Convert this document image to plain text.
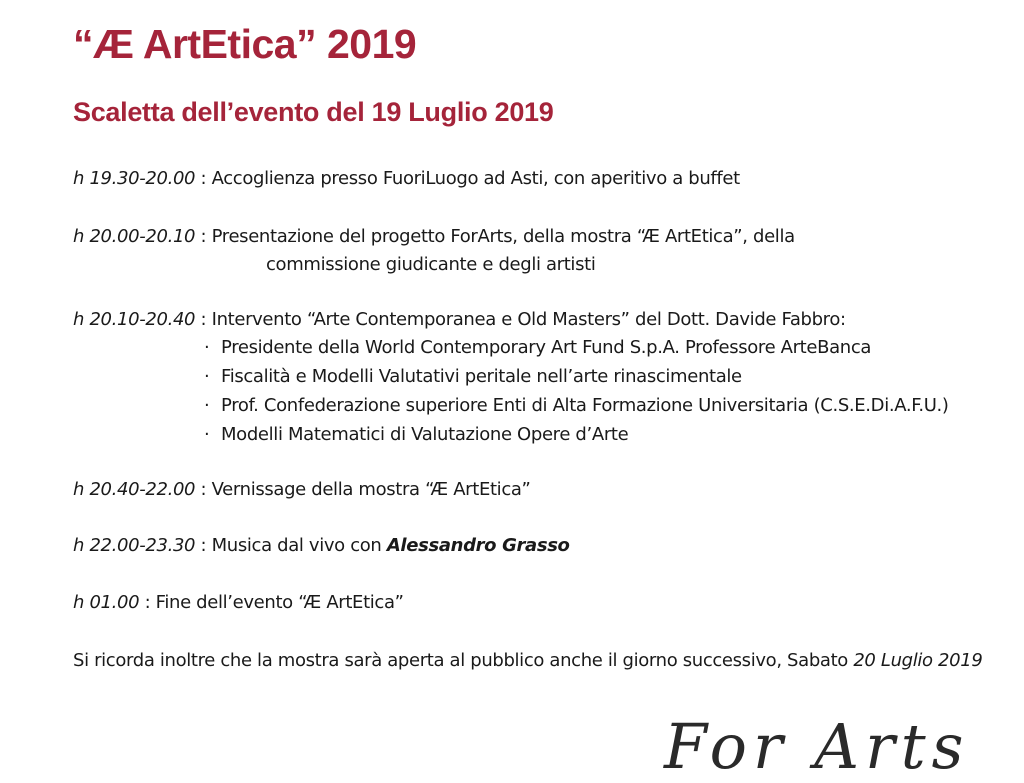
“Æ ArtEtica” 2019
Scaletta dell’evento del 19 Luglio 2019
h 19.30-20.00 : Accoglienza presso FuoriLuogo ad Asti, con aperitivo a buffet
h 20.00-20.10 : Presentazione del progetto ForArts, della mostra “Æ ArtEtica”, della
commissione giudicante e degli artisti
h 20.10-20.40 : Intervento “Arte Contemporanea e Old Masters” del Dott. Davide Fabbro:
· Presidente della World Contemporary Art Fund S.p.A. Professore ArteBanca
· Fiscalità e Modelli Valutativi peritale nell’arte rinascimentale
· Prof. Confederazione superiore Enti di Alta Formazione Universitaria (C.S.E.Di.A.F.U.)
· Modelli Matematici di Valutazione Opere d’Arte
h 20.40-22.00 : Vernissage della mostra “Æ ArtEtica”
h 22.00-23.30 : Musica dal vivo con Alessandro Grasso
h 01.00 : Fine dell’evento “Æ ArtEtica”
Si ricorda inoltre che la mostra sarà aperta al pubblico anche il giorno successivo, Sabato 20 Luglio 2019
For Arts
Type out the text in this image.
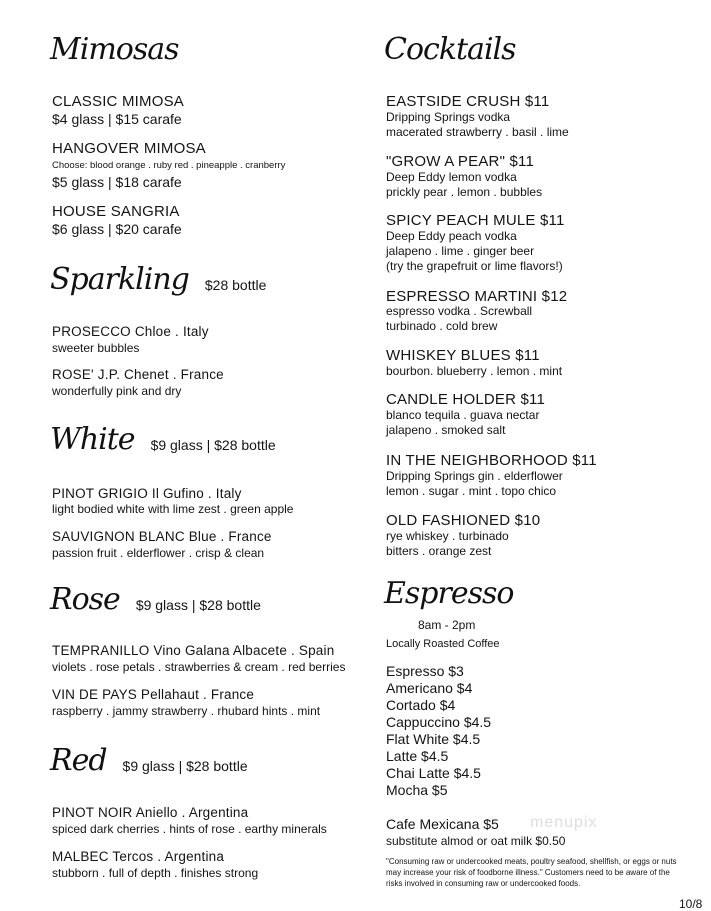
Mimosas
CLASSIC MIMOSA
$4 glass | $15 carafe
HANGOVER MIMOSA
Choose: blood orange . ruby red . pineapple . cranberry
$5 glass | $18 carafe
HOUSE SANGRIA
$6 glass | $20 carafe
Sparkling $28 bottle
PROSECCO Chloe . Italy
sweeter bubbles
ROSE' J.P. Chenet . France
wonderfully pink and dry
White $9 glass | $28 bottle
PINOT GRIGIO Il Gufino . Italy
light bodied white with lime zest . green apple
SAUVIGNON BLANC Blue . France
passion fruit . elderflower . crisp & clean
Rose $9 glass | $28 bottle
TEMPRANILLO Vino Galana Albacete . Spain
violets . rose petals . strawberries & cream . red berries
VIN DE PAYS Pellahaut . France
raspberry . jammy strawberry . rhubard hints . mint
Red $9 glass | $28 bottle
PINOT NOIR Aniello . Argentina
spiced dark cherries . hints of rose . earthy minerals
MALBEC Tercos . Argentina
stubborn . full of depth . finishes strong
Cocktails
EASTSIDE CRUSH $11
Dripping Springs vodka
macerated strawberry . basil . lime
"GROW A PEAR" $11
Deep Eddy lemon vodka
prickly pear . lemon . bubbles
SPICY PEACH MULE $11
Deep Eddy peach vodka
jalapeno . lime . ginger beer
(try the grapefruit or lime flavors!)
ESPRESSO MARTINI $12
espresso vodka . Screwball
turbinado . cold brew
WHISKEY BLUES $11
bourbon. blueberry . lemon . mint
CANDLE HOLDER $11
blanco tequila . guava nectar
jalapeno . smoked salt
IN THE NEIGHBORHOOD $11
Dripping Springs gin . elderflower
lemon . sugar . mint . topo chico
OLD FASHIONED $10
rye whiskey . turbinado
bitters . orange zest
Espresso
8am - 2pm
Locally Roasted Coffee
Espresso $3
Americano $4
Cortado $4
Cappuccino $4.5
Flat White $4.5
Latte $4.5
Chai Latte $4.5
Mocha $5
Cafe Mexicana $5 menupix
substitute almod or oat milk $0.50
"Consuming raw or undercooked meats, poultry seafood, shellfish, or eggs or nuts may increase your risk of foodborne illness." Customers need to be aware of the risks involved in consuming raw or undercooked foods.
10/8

**WHAT IS NEEDED**
Reproduce the data verbatim. Do not carry any picture into the copy.

**WRITTEN SOLUTION**
Convert this document image to plain text.
“Æ ArtEtica” 2019
Scaletta dell’evento del 19 Luglio 2019
h 19.30-20.00 : Accoglienza presso FuoriLuogo ad Asti, con aperitivo a buffet
h 20.00-20.10 : Presentazione del progetto ForArts, della mostra “Æ ArtEtica”, della
commissione giudicante e degli artisti
h 20.10-20.40 : Intervento “Arte Contemporanea e Old Masters” del Dott. Davide Fabbro:
· Presidente della World Contemporary Art Fund S.p.A. Professore ArteBanca
· Fiscalità e Modelli Valutativi peritale nell’arte rinascimentale
· Prof. Confederazione superiore Enti di Alta Formazione Universitaria (C.S.E.Di.A.F.U.)
· Modelli Matematici di Valutazione Opere d’Arte
h 20.40-22.00 : Vernissage della mostra “Æ ArtEtica”
h 22.00-23.30 : Musica dal vivo con Alessandro Grasso
h 01.00 : Fine dell’evento “Æ ArtEtica”
Si ricorda inoltre che la mostra sarà aperta al pubblico anche il giorno successivo, Sabato 20 Luglio 2019
For Arts
Type out the text in this image.
Mimosas
CLASSIC MIMOSA
$4 glass | $15 carafe
HANGOVER MIMOSA
Choose: blood orange . ruby red . pineapple . cranberry
$5 glass | $18 carafe
HOUSE SANGRIA
$6 glass | $20 carafe
Sparkling $28 bottle
PROSECCO Chloe . Italy
sweeter bubbles
ROSE' J.P. Chenet . France
wonderfully pink and dry
White $9 glass | $28 bottle
PINOT GRIGIO Il Gufino . Italy
light bodied white with lime zest . green apple
SAUVIGNON BLANC Blue . France
passion fruit . elderflower . crisp & clean
Rose $9 glass | $28 bottle
TEMPRANILLO Vino Galana Albacete . Spain
violets . rose petals . strawberries & cream . red berries
VIN DE PAYS Pellahaut . France
raspberry . jammy strawberry . rhubard hints . mint
Red $9 glass | $28 bottle
PINOT NOIR Aniello . Argentina
spiced dark cherries . hints of rose . earthy minerals
MALBEC Tercos . Argentina
stubborn . full of depth . finishes strong
Cocktails
EASTSIDE CRUSH $11
Dripping Springs vodka
macerated strawberry . basil . lime
"GROW A PEAR" $11
Deep Eddy lemon vodka
prickly pear . lemon . bubbles
SPICY PEACH MULE $11
Deep Eddy peach vodka
jalapeno . lime . ginger beer
(try the grapefruit or lime flavors!)
ESPRESSO MARTINI $12
espresso vodka . Screwball
turbinado . cold brew
WHISKEY BLUES $11
bourbon. blueberry . lemon . mint
CANDLE HOLDER $11
blanco tequila . guava nectar
jalapeno . smoked salt
IN THE NEIGHBORHOOD $11
Dripping Springs gin . elderflower
lemon . sugar . mint . topo chico
OLD FASHIONED $10
rye whiskey . turbinado
bitters . orange zest
Espresso
8am - 2pm
Locally Roasted Coffee
Espresso $3
Americano $4
Cortado $4
Cappuccino $4.5
Flat White $4.5
Latte $4.5
Chai Latte $4.5
Mocha $5
Cafe Mexicana $5 menupix
substitute almod or oat milk $0.50
"Consuming raw or undercooked meats, poultry seafood, shellfish, or eggs or nuts may increase your risk of foodborne illness." Customers need to be aware of the risks involved in consuming raw or undercooked foods.
10/8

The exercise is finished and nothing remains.